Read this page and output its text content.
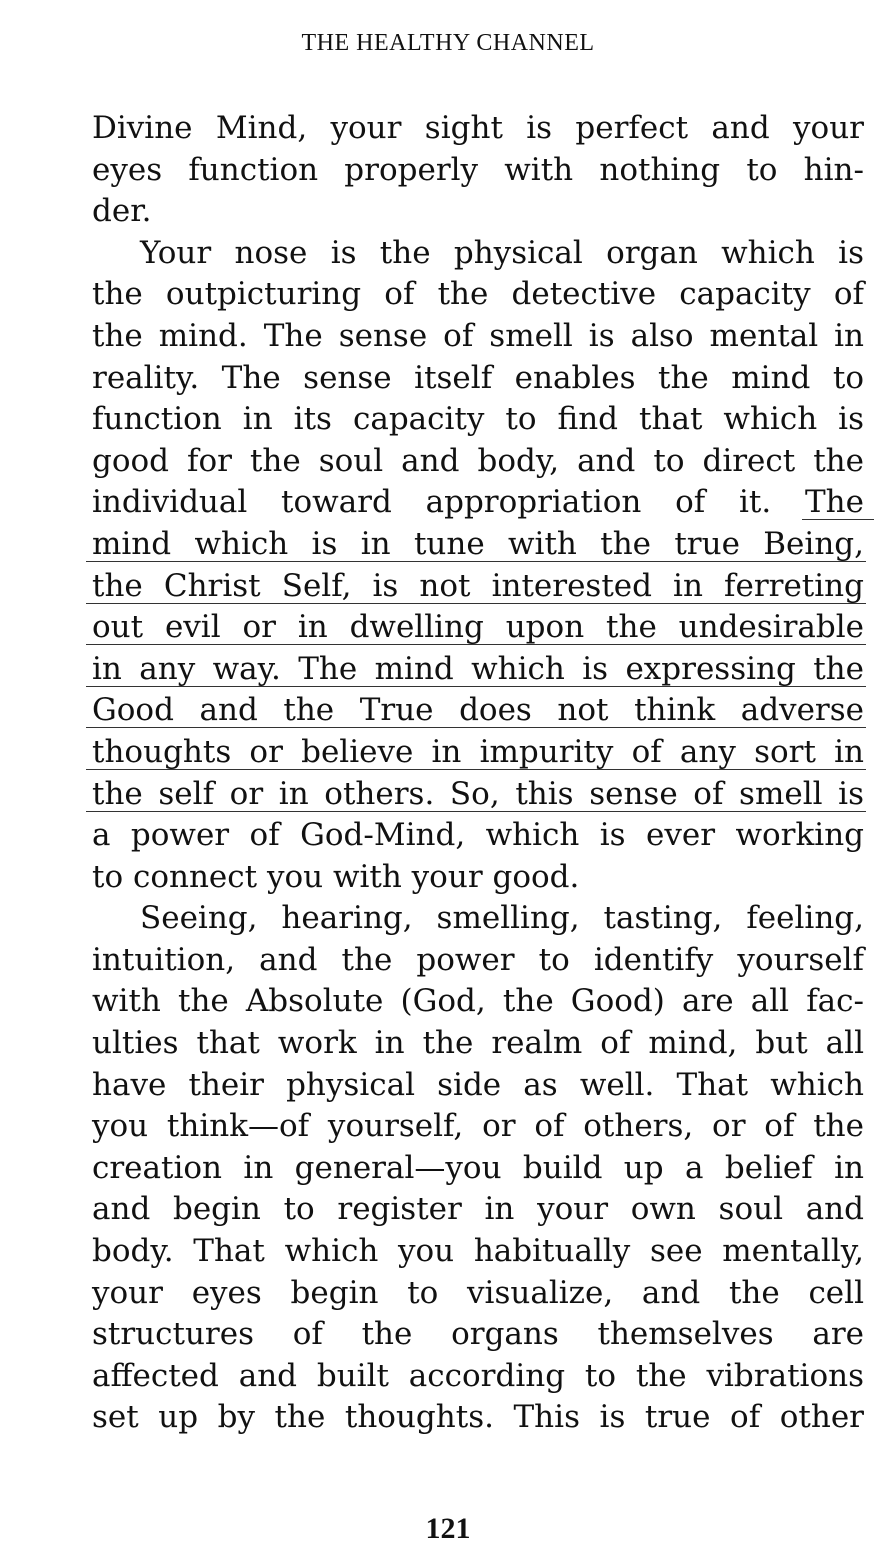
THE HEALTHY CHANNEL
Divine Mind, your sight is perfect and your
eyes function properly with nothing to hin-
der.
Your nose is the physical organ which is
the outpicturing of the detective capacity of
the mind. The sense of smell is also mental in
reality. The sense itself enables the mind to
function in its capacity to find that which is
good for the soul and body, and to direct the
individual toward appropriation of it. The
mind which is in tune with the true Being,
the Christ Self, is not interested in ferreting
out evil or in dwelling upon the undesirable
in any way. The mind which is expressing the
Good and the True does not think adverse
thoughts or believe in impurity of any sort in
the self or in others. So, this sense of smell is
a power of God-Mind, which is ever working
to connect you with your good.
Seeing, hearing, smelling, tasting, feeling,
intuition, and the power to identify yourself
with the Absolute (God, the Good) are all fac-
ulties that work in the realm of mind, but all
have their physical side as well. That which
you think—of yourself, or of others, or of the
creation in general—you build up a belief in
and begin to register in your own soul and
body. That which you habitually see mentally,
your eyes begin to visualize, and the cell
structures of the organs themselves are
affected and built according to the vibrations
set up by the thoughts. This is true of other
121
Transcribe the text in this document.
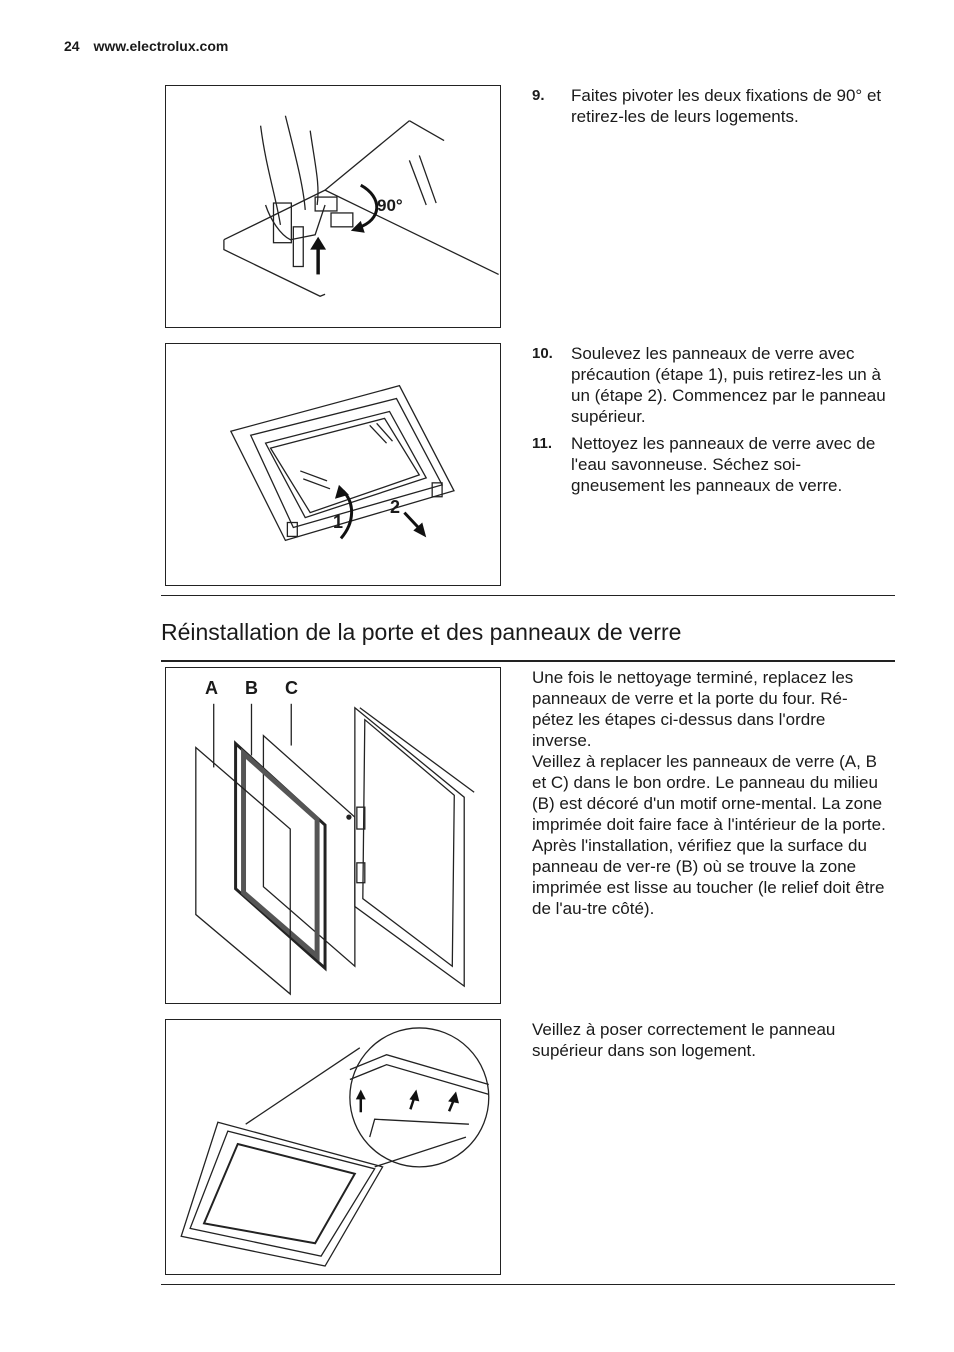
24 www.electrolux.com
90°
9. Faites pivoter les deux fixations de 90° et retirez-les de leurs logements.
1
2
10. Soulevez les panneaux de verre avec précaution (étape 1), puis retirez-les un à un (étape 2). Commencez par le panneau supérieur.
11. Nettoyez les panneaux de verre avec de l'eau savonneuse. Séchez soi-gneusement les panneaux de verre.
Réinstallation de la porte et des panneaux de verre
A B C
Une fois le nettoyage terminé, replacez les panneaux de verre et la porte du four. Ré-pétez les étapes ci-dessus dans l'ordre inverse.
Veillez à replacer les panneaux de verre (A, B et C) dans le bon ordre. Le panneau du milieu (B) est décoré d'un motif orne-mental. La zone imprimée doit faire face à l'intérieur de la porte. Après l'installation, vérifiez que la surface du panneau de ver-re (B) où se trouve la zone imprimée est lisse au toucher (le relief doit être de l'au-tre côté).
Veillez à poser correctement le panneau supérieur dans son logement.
-------------------------
▸ **Work to complete**
Gather up every line from the listing above in which the word "think" occurs.

▸ **Reply to the exercise**
Good and the True does not think adverse
you think—of yourself, or of others, or of the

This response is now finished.